▶ **PROBLEM REQUIREMENTS**
Write the listing out again, all of it, word for word.

▶ **RECORDS PROVIDED**
[Start]

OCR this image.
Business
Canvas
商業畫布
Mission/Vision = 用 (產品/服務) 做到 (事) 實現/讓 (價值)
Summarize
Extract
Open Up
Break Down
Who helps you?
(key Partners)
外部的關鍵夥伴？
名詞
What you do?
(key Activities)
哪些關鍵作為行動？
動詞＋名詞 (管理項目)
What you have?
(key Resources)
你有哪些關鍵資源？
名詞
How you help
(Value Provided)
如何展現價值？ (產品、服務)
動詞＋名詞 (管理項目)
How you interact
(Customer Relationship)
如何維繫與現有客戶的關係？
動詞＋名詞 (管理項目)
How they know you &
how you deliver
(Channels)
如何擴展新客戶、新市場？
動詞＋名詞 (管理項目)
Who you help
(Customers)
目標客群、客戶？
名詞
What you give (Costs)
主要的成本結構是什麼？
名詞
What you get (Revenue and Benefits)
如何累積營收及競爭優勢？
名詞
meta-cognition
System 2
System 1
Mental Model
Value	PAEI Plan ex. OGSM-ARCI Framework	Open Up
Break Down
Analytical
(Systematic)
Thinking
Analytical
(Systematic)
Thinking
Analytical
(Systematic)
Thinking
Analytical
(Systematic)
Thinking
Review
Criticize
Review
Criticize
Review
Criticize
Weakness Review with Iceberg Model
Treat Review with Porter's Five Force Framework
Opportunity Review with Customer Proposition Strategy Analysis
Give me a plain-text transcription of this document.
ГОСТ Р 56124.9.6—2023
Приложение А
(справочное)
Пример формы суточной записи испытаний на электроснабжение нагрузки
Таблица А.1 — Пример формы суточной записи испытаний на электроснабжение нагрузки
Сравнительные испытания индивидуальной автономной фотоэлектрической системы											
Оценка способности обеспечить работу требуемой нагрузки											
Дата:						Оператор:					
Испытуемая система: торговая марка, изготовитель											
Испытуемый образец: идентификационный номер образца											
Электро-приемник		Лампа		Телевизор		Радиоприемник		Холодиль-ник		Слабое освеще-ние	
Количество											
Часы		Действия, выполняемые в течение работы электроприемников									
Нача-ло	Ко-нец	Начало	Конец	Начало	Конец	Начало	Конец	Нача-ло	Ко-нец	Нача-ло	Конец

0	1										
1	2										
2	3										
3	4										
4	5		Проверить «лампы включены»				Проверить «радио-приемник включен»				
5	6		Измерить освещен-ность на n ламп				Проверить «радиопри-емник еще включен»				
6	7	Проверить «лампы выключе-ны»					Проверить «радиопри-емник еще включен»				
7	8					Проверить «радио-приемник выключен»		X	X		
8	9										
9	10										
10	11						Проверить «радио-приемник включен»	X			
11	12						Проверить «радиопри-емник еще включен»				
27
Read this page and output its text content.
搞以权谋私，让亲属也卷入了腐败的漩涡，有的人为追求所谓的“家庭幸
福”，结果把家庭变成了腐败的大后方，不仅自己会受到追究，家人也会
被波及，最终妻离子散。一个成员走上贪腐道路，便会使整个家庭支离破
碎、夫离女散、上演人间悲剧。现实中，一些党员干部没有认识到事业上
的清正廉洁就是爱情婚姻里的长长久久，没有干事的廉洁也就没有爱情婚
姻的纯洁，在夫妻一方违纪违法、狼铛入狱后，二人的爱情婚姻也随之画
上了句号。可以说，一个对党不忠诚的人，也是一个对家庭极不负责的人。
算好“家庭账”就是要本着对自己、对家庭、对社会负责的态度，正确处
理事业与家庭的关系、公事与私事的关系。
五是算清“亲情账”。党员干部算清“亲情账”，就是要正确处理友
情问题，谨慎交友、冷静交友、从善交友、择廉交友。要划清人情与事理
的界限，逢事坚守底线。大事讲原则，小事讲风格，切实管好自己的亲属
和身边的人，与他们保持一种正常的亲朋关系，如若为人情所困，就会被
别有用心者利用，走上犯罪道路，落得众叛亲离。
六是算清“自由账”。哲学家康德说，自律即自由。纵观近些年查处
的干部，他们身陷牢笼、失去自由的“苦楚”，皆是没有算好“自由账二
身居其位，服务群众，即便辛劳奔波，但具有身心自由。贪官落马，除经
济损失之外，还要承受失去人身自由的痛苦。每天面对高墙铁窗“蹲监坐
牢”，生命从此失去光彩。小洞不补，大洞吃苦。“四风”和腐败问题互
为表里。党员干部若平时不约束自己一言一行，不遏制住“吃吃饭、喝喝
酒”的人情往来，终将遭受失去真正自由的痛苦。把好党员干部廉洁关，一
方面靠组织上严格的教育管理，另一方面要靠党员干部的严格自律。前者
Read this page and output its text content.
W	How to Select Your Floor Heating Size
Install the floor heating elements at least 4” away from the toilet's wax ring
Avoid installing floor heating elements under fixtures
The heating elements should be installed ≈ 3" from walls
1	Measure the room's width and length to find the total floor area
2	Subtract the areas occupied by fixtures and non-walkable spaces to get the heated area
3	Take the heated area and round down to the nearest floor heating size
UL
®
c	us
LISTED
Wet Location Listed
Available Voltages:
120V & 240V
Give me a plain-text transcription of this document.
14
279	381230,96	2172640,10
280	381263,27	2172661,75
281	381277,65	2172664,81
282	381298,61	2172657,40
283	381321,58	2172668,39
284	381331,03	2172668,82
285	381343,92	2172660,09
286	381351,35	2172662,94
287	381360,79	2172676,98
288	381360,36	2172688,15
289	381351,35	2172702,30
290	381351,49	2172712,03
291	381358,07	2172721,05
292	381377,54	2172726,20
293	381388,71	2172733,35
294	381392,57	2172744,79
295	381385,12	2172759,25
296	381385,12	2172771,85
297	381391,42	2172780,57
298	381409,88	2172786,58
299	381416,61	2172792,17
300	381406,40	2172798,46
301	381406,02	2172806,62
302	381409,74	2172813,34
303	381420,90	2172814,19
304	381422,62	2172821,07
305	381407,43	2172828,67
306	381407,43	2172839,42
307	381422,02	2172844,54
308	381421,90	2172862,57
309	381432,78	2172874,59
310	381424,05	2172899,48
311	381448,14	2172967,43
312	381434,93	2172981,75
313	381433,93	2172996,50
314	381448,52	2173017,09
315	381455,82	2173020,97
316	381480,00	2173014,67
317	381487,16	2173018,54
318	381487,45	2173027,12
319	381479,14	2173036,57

[End]

▶ **ANSWER TO THIS TASK**
OCR this image.
Business
Canvas
商業畫布
Mission/Vision = 用 (產品/服務) 做到 (事) 實現/讓 (價值)
Summarize
Extract
Open Up
Break Down
Who helps you?
(key Partners)
外部的關鍵夥伴？
名詞
What you do?
(key Activities)
哪些關鍵作為行動？
動詞＋名詞 (管理項目)
What you have?
(key Resources)
你有哪些關鍵資源？
名詞
How you help
(Value Provided)
如何展現價值？ (產品、服務)
動詞＋名詞 (管理項目)
How you interact
(Customer Relationship)
如何維繫與現有客戶的關係？
動詞＋名詞 (管理項目)
How they know you &
how you deliver
(Channels)
如何擴展新客戶、新市場？
動詞＋名詞 (管理項目)
Who you help
(Customers)
目標客群、客戶？
名詞
What you give (Costs)
主要的成本結構是什麼？
名詞
What you get (Revenue and Benefits)
如何累積營收及競爭優勢？
名詞
meta-cognition
System 2
System 1
Mental Model
Value	PAEI Plan ex. OGSM-ARCI Framework	Open Up
Break Down
Analytical
(Systematic)
Thinking
Analytical
(Systematic)
Thinking
Analytical
(Systematic)
Thinking
Analytical
(Systematic)
Thinking
Review
Criticize
Review
Criticize
Review
Criticize
Weakness Review with Iceberg Model
Treat Review with Porter's Five Force Framework
Opportunity Review with Customer Proposition Strategy Analysis
Give me a plain-text transcription of this document.
ГОСТ Р 56124.9.6—2023
Приложение А
(справочное)
Пример формы суточной записи испытаний на электроснабжение нагрузки
Таблица А.1 — Пример формы суточной записи испытаний на электроснабжение нагрузки
Сравнительные испытания индивидуальной автономной фотоэлектрической системы											
Оценка способности обеспечить работу требуемой нагрузки											
Дата:						Оператор:					
Испытуемая система: торговая марка, изготовитель											
Испытуемый образец: идентификационный номер образца											
Электро-приемник		Лампа		Телевизор		Радиоприемник		Холодиль-ник		Слабое освеще-ние	
Количество											
Часы		Действия, выполняемые в течение работы электроприемников									
Нача-ло	Ко-нец	Начало	Конец	Начало	Конец	Начало	Конец	Нача-ло	Ко-нец	Нача-ло	Конец

0	1										
1	2										
2	3										
3	4										
4	5		Проверить «лампы включены»				Проверить «радио-приемник включен»				
5	6		Измерить освещен-ность на n ламп				Проверить «радиопри-емник еще включен»				
6	7	Проверить «лампы выключе-ны»					Проверить «радиопри-емник еще включен»				
7	8					Проверить «радио-приемник выключен»		X	X		
8	9										
9	10										
10	11						Проверить «радио-приемник включен»	X			
11	12						Проверить «радиопри-емник еще включен»				
27
Read this page and output its text content.
搞以权谋私，让亲属也卷入了腐败的漩涡，有的人为追求所谓的“家庭幸
福”，结果把家庭变成了腐败的大后方，不仅自己会受到追究，家人也会
被波及，最终妻离子散。一个成员走上贪腐道路，便会使整个家庭支离破
碎、夫离女散、上演人间悲剧。现实中，一些党员干部没有认识到事业上
的清正廉洁就是爱情婚姻里的长长久久，没有干事的廉洁也就没有爱情婚
姻的纯洁，在夫妻一方违纪违法、狼铛入狱后，二人的爱情婚姻也随之画
上了句号。可以说，一个对党不忠诚的人，也是一个对家庭极不负责的人。
算好“家庭账”就是要本着对自己、对家庭、对社会负责的态度，正确处
理事业与家庭的关系、公事与私事的关系。
五是算清“亲情账”。党员干部算清“亲情账”，就是要正确处理友
情问题，谨慎交友、冷静交友、从善交友、择廉交友。要划清人情与事理
的界限，逢事坚守底线。大事讲原则，小事讲风格，切实管好自己的亲属
和身边的人，与他们保持一种正常的亲朋关系，如若为人情所困，就会被
别有用心者利用，走上犯罪道路，落得众叛亲离。
六是算清“自由账”。哲学家康德说，自律即自由。纵观近些年查处
的干部，他们身陷牢笼、失去自由的“苦楚”，皆是没有算好“自由账二
身居其位，服务群众，即便辛劳奔波，但具有身心自由。贪官落马，除经
济损失之外，还要承受失去人身自由的痛苦。每天面对高墙铁窗“蹲监坐
牢”，生命从此失去光彩。小洞不补，大洞吃苦。“四风”和腐败问题互
为表里。党员干部若平时不约束自己一言一行，不遏制住“吃吃饭、喝喝
酒”的人情往来，终将遭受失去真正自由的痛苦。把好党员干部廉洁关，一
方面靠组织上严格的教育管理，另一方面要靠党员干部的严格自律。前者
Read this page and output its text content.
W	How to Select Your Floor Heating Size
Install the floor heating elements at least 4” away from the toilet's wax ring
Avoid installing floor heating elements under fixtures
The heating elements should be installed ≈ 3" from walls
1	Measure the room's width and length to find the total floor area
2	Subtract the areas occupied by fixtures and non-walkable spaces to get the heated area
3	Take the heated area and round down to the nearest floor heating size
UL
®
c	us
LISTED
Wet Location Listed
Available Voltages:
120V & 240V
Give me a plain-text transcription of this document.
14
279	381230,96	2172640,10
280	381263,27	2172661,75
281	381277,65	2172664,81
282	381298,61	2172657,40
283	381321,58	2172668,39
284	381331,03	2172668,82
285	381343,92	2172660,09
286	381351,35	2172662,94
287	381360,79	2172676,98
288	381360,36	2172688,15
289	381351,35	2172702,30
290	381351,49	2172712,03
291	381358,07	2172721,05
292	381377,54	2172726,20
293	381388,71	2172733,35
294	381392,57	2172744,79
295	381385,12	2172759,25
296	381385,12	2172771,85
297	381391,42	2172780,57
298	381409,88	2172786,58
299	381416,61	2172792,17
300	381406,40	2172798,46
301	381406,02	2172806,62
302	381409,74	2172813,34
303	381420,90	2172814,19
304	381422,62	2172821,07
305	381407,43	2172828,67
306	381407,43	2172839,42
307	381422,02	2172844,54
308	381421,90	2172862,57
309	381432,78	2172874,59
310	381424,05	2172899,48
311	381448,14	2172967,43
312	381434,93	2172981,75
313	381433,93	2172996,50
314	381448,52	2173017,09
315	381455,82	2173020,97
316	381480,00	2173014,67
317	381487,16	2173018,54
318	381487,45	2173027,12
319	381479,14	2173036,57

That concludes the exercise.